Your goal: Return all of the lines below exactly as they are.

Data section:
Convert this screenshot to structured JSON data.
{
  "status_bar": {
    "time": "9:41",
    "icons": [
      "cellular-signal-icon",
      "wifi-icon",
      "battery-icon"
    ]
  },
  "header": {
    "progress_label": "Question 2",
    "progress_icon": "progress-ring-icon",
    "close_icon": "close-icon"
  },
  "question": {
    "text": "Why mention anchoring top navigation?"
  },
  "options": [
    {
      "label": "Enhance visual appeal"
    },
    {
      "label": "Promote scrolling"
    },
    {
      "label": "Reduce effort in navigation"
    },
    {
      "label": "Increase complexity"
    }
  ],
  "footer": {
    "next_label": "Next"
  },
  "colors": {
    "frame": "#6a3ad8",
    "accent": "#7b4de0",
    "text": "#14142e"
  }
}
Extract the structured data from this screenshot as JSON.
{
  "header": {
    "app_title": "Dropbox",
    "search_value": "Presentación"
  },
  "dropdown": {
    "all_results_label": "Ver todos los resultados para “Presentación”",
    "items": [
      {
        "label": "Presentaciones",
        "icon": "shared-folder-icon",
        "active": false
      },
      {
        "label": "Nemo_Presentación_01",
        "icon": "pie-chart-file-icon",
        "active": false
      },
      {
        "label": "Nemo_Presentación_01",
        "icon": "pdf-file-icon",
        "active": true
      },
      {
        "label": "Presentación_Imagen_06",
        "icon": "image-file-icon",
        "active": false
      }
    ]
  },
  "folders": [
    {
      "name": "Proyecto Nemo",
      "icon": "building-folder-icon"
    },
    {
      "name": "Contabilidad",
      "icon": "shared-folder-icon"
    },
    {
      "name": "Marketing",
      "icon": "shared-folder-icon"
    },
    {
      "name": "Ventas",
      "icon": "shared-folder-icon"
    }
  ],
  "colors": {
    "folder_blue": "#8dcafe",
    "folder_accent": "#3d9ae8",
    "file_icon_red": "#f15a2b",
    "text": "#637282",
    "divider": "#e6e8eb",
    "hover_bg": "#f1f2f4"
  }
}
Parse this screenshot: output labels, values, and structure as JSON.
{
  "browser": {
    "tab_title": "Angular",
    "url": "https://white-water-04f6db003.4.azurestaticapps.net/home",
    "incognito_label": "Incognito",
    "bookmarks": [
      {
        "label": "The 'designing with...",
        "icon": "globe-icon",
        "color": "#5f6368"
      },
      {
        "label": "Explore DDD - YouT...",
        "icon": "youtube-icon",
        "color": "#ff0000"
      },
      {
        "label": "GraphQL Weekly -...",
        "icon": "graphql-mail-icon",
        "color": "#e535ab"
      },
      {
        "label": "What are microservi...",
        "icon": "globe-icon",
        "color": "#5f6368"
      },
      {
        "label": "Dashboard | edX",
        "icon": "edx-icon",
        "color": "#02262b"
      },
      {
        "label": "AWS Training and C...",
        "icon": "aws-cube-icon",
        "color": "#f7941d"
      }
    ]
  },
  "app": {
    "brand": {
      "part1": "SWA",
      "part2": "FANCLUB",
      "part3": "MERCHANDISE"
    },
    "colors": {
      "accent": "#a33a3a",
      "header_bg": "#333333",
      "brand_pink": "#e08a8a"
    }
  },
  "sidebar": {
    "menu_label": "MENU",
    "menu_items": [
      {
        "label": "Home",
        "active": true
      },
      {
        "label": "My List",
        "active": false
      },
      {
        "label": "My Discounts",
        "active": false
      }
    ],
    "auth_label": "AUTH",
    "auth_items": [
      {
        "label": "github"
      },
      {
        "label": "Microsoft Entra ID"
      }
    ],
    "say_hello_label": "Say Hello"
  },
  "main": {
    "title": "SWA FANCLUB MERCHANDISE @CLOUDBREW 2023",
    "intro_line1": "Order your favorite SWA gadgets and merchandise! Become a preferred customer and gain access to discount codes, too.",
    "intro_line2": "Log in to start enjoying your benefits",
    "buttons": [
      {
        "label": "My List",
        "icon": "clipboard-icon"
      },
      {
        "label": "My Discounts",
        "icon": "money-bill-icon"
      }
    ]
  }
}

Written solution:
Convert this screenshot to structured JSON data.
{
  "status_bar": {
    "time": "9:41",
    "icons": [
      "cellular-signal-icon",
      "wifi-icon",
      "battery-icon"
    ]
  },
  "header": {
    "progress_label": "Question 2",
    "progress_icon": "progress-ring-icon",
    "close_icon": "close-icon"
  },
  "question": {
    "text": "Why mention anchoring top navigation?"
  },
  "options": [
    {
      "label": "Enhance visual appeal"
    },
    {
      "label": "Promote scrolling"
    },
    {
      "label": "Reduce effort in navigation"
    },
    {
      "label": "Increase complexity"
    }
  ],
  "footer": {
    "next_label": "Next"
  },
  "colors": {
    "frame": "#6a3ad8",
    "accent": "#7b4de0",
    "text": "#14142e"
  }
}
Extract the structured data from this screenshot as JSON.
{
  "header": {
    "app_title": "Dropbox",
    "search_value": "Presentación"
  },
  "dropdown": {
    "all_results_label": "Ver todos los resultados para “Presentación”",
    "items": [
      {
        "label": "Presentaciones",
        "icon": "shared-folder-icon",
        "active": false
      },
      {
        "label": "Nemo_Presentación_01",
        "icon": "pie-chart-file-icon",
        "active": false
      },
      {
        "label": "Nemo_Presentación_01",
        "icon": "pdf-file-icon",
        "active": true
      },
      {
        "label": "Presentación_Imagen_06",
        "icon": "image-file-icon",
        "active": false
      }
    ]
  },
  "folders": [
    {
      "name": "Proyecto Nemo",
      "icon": "building-folder-icon"
    },
    {
      "name": "Contabilidad",
      "icon": "shared-folder-icon"
    },
    {
      "name": "Marketing",
      "icon": "shared-folder-icon"
    },
    {
      "name": "Ventas",
      "icon": "shared-folder-icon"
    }
  ],
  "colors": {
    "folder_blue": "#8dcafe",
    "folder_accent": "#3d9ae8",
    "file_icon_red": "#f15a2b",
    "text": "#637282",
    "divider": "#e6e8eb",
    "hover_bg": "#f1f2f4"
  }
}
Parse this screenshot: output labels, values, and structure as JSON.
{
  "browser": {
    "tab_title": "Angular",
    "url": "https://white-water-04f6db003.4.azurestaticapps.net/home",
    "incognito_label": "Incognito",
    "bookmarks": [
      {
        "label": "The 'designing with...",
        "icon": "globe-icon",
        "color": "#5f6368"
      },
      {
        "label": "Explore DDD - YouT...",
        "icon": "youtube-icon",
        "color": "#ff0000"
      },
      {
        "label": "GraphQL Weekly -...",
        "icon": "graphql-mail-icon",
        "color": "#e535ab"
      },
      {
        "label": "What are microservi...",
        "icon": "globe-icon",
        "color": "#5f6368"
      },
      {
        "label": "Dashboard | edX",
        "icon": "edx-icon",
        "color": "#02262b"
      },
      {
        "label": "AWS Training and C...",
        "icon": "aws-cube-icon",
        "color": "#f7941d"
      }
    ]
  },
  "app": {
    "brand": {
      "part1": "SWA",
      "part2": "FANCLUB",
      "part3": "MERCHANDISE"
    },
    "colors": {
      "accent": "#a33a3a",
      "header_bg": "#333333",
      "brand_pink": "#e08a8a"
    }
  },
  "sidebar": {
    "menu_label": "MENU",
    "menu_items": [
      {
        "label": "Home",
        "active": true
      },
      {
        "label": "My List",
        "active": false
      },
      {
        "label": "My Discounts",
        "active": false
      }
    ],
    "auth_label": "AUTH",
    "auth_items": [
      {
        "label": "github"
      },
      {
        "label": "Microsoft Entra ID"
      }
    ],
    "say_hello_label": "Say Hello"
  },
  "main": {
    "title": "SWA FANCLUB MERCHANDISE @CLOUDBREW 2023",
    "intro_line1": "Order your favorite SWA gadgets and merchandise! Become a preferred customer and gain access to discount codes, too.",
    "intro_line2": "Log in to start enjoying your benefits",
    "buttons": [
      {
        "label": "My List",
        "icon": "clipboard-icon"
      },
      {
        "label": "My Discounts",
        "icon": "money-bill-icon"
      }
    ]
  }
}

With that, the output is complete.